**** Material
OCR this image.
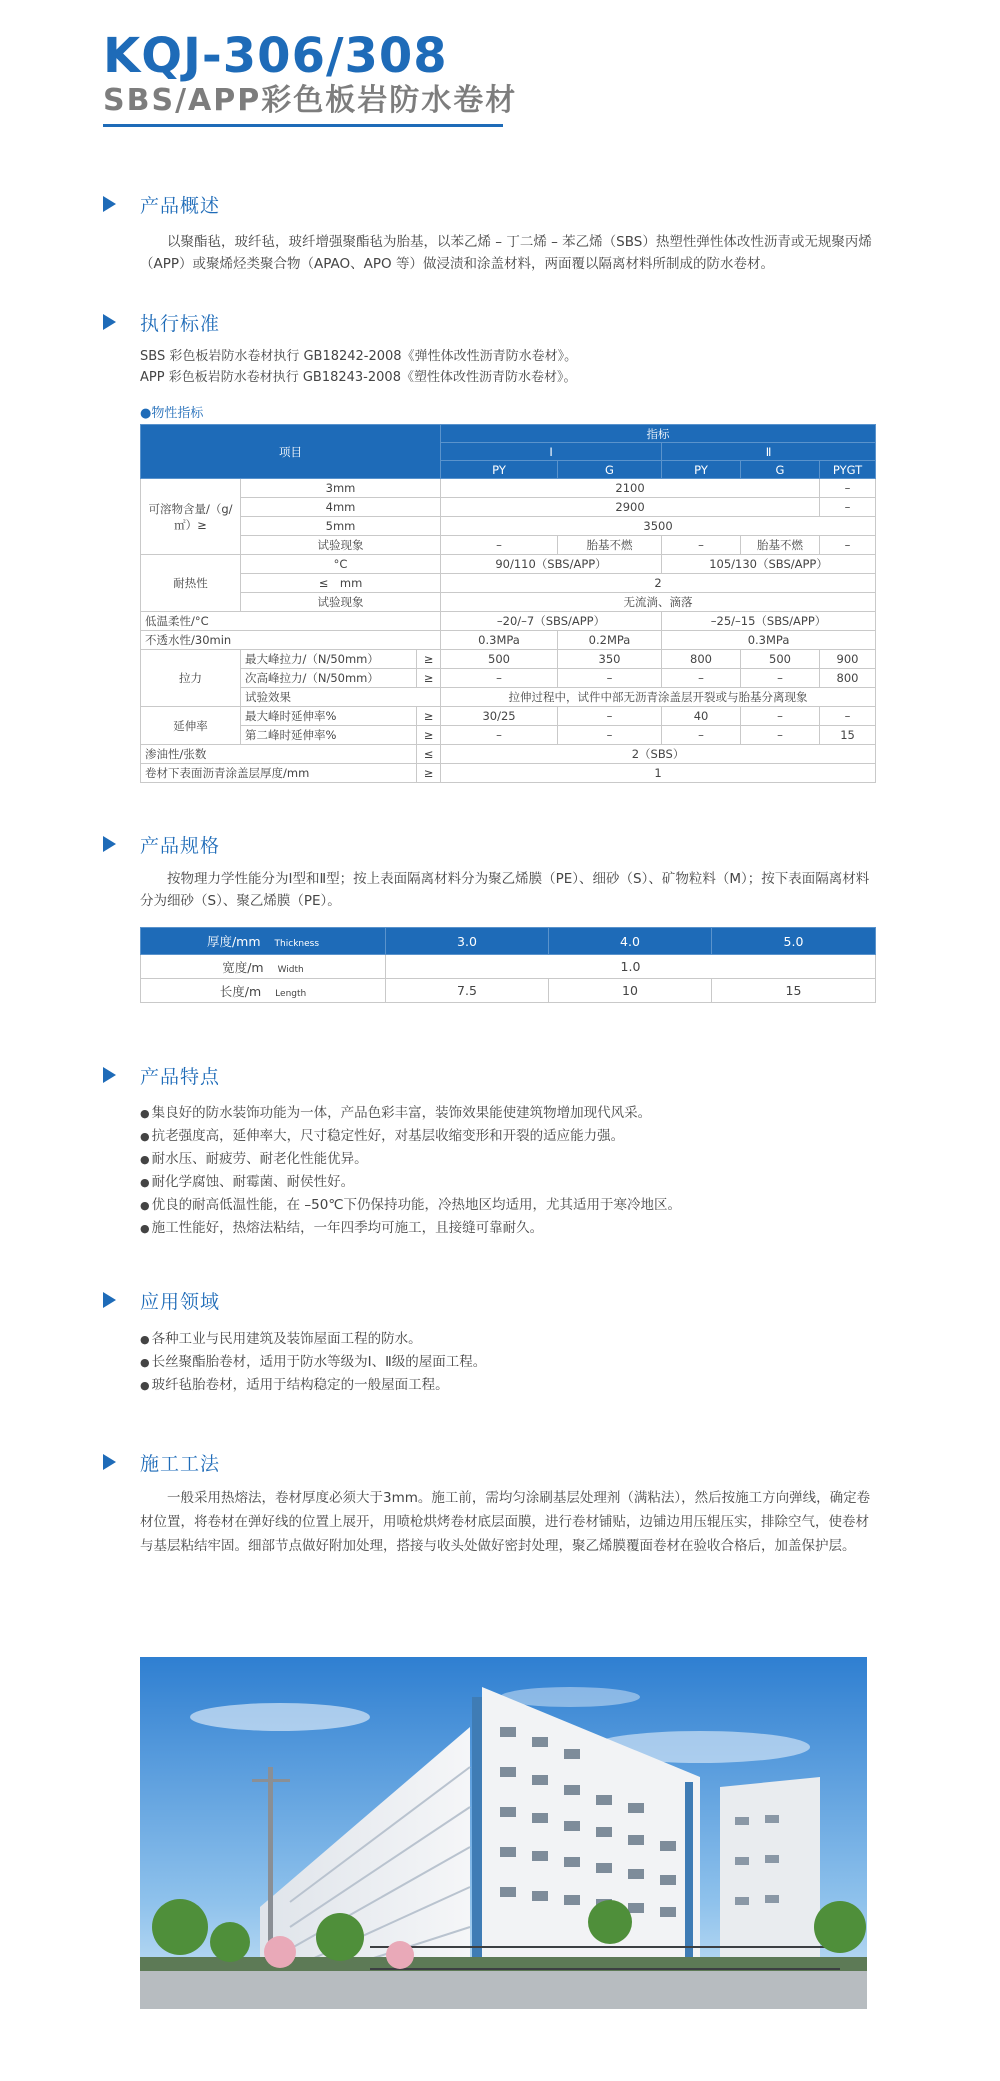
KQJ-306/308
SBS/APP彩色板岩防水卷材
产品概述

以聚酯毡，玻纤毡，玻纤增强聚酯毡为胎基，以苯乙烯 – 丁二烯 – 苯乙烯（SBS）热塑性弹性体改性沥青或无规聚丙烯（APP）或聚烯烃类聚合物（APAO、APO 等）做浸渍和涂盖材料，两面覆以隔离材料所制成的防水卷材。

执行标准
SBS 彩色板岩防水卷材执行 GB18242-2008《弹性体改性沥青防水卷材》。
APP 彩色板岩防水卷材执行 GB18243-2008《塑性体改性沥青防水卷材》。
●物性指标
项目			指标				
			Ⅰ		Ⅱ		
			PY	G	PY	G	PYGT
可溶物含量/（g/㎡）≥	3mm		2100				–
	4mm		2900				–
	5mm		3500				
	试验现象		–	胎基不燃	–	胎基不燃	–
耐热性	°C		90/110（SBS/APP）		105/130（SBS/APP）		
	≤　mm		2				
	试验现象		无流淌、滴落				
低温柔性/°C			–20/–7（SBS/APP）		–25/–15（SBS/APP）		
不透水性/30min			0.3MPa	0.2MPa	0.3MPa		
拉力	最大峰拉力/（N/50mm）	≥	500	350	800	500	900
	次高峰拉力/（N/50mm）	≥	–	–	–	–	800
	试验效果		拉伸过程中，试件中部无沥青涂盖层开裂或与胎基分离现象				
延伸率	最大峰时延伸率%	≥	30/25	–	40	–	–
	第二峰时延伸率%	≥	–	–	–	–	15
渗油性/张数		≤	2（SBS）				
卷材下表面沥青涂盖层厚度/mm		≥	1				
产品规格

按物理力学性能分为Ⅰ型和Ⅱ型；按上表面隔离材料分为聚乙烯膜（PE）、细砂（S）、矿物粒料（M）；按下表面隔离材料分为细砂（S）、聚乙烯膜（PE）。

厚度/mm Thickness	3.0	4.0	5.0
宽度/m Width	1.0		
长度/m Length	7.5	10	15
产品特点
● 集良好的防水装饰功能为一体，产品色彩丰富，装饰效果能使建筑物增加现代风采。
● 抗老强度高，延伸率大，尺寸稳定性好，对基层收缩变形和开裂的适应能力强。
● 耐水压、耐疲劳、耐老化性能优异。
● 耐化学腐蚀、耐霉菌、耐侯性好。
● 优良的耐高低温性能，在 –50℃下仍保持功能，冷热地区均适用，尤其适用于寒冷地区。
● 施工性能好，热熔法粘结，一年四季均可施工，且接缝可靠耐久。
应用领域
● 各种工业与民用建筑及装饰屋面工程的防水。
● 长丝聚酯胎卷材，适用于防水等级为Ⅰ、Ⅱ级的屋面工程。
● 玻纤毡胎卷材，适用于结构稳定的一般屋面工程。
施工工法

一般采用热熔法，卷材厚度必须大于3mm。施工前，需均匀涂刷基层处理剂（满粘法），然后按施工方向弹线，确定卷材位置，将卷材在弹好线的位置上展开，用喷枪烘烤卷材底层面膜，进行卷材铺贴，边铺边用压辊压实，排除空气，使卷材与基层粘结牢固。细部节点做好附加处理，搭接与收头处做好密封处理，聚乙烯膜覆面卷材在验收合格后，加盖保护层。
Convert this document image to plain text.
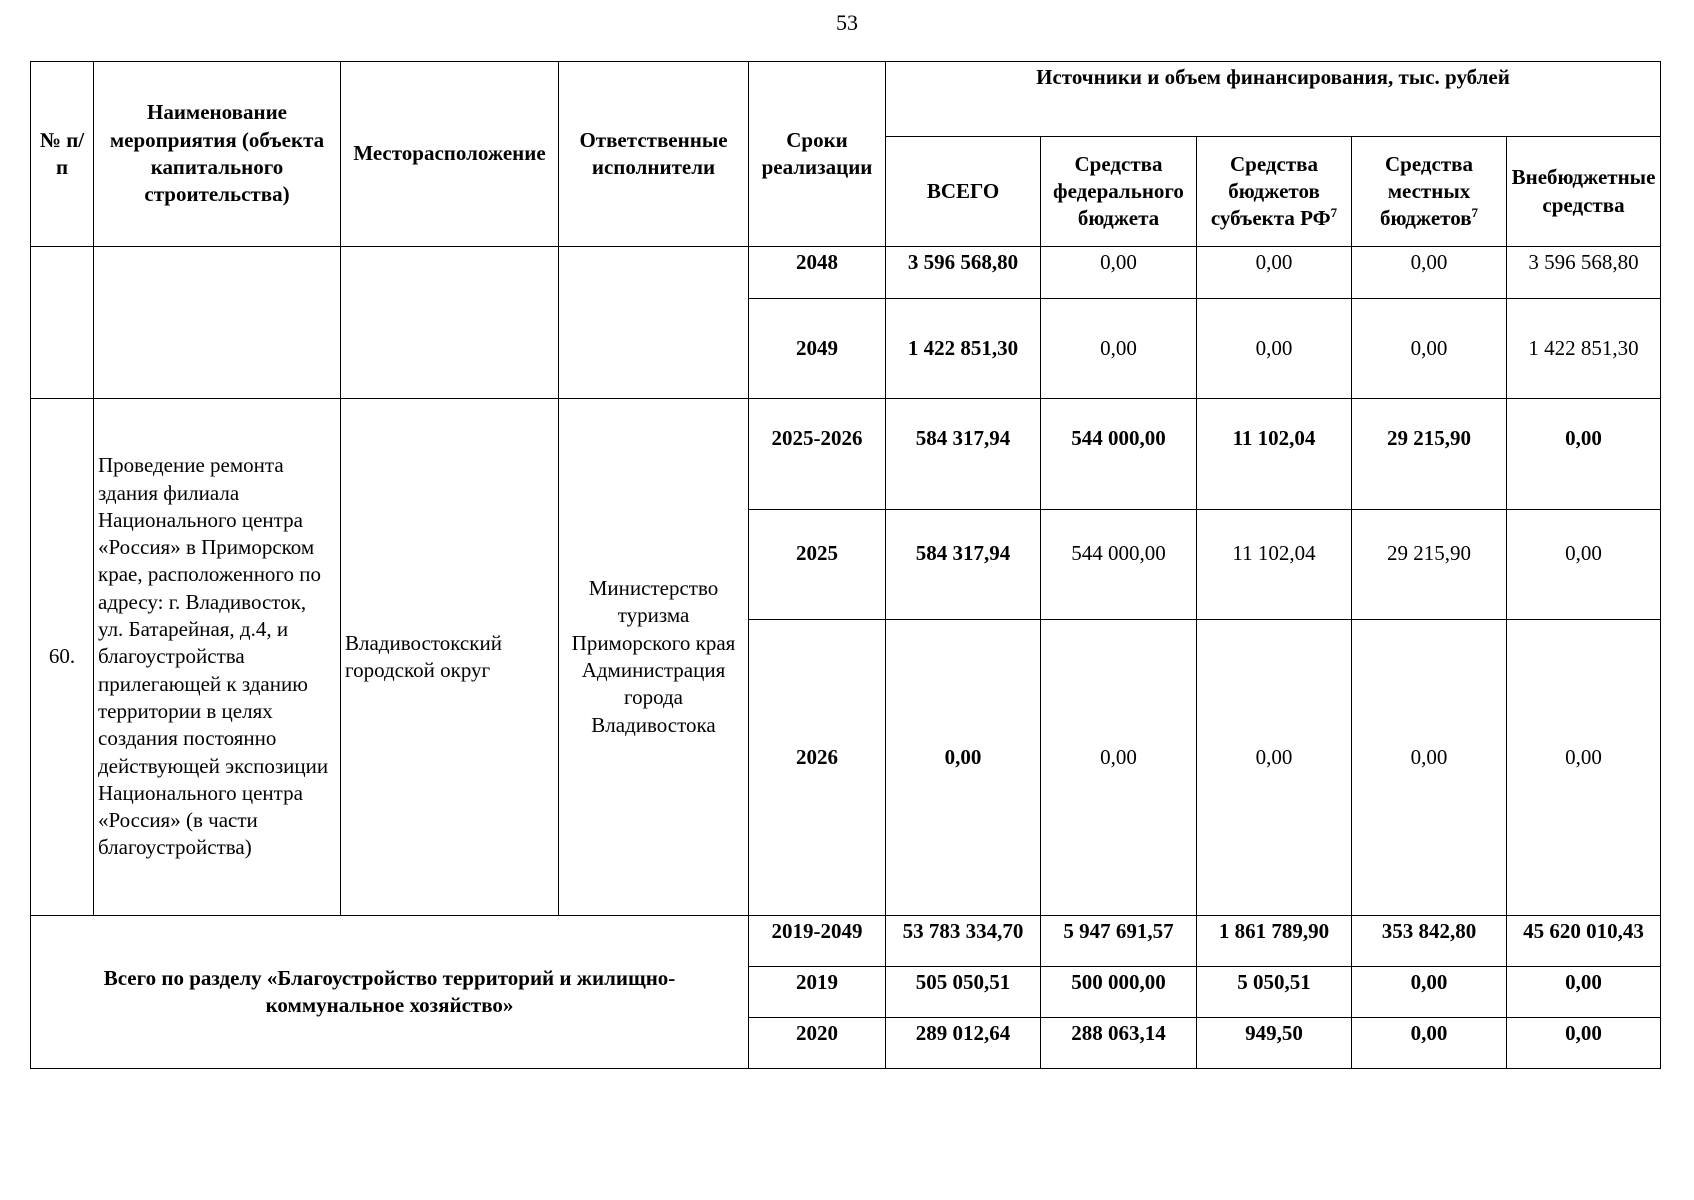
53
№ п/п	Наименование мероприятия (объекта капитального строительства)	Месторасположение	Ответственные исполнители	Сроки реализации	Источники и объем финансирования, тыс. рублей				
					ВСЕГО	Средства федерального бюджета	Средства бюджетов субъекта $РФ^7$	Средства местных бюджетов$^7$	Внебюджетные средства
				2048	3 596 568,80	0,00	0,00	0,00	3 596 568,80
				2049	1 422 851,30	0,00	0,00	0,00	1 422 851,30
60.	Проведение ремонта здания филиала Национального центра «Россия» в Приморском крае, расположенного по адресу: г. Владивосток, ул. Батарейная, д.4, и благоустройства прилегающей к зданию территории в целях создания постоянно действующей экспозиции Национального центра «Россия» (в части благоустройства)	Владивостокский городской округ	Министерство туризма Приморского края Администрация города Владивостока	2025-2026	584 317,94	544 000,00	11 102,04	29 215,90	0,00
				2025	584 317,94	544 000,00	11 102,04	29 215,90	0,00
				2026	0,00	0,00	0,00	0,00	0,00
Всего по разделу «Благоустройство территорий и жилищно-коммунальное хозяйство»				2019-2049	53 783 334,70	5 947 691,57	1 861 789,90	353 842,80	45 620 010,43
				2019	505 050,51	500 000,00	5 050,51	0,00	0,00
				2020	289 012,64	288 063,14	949,50	0,00	0,00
********
--- Stated exercise ---
Scan the material above for the string "image" and return the lines that hold it.

--- Correct answer ---
OCR this image.
Convert this document image to plain text.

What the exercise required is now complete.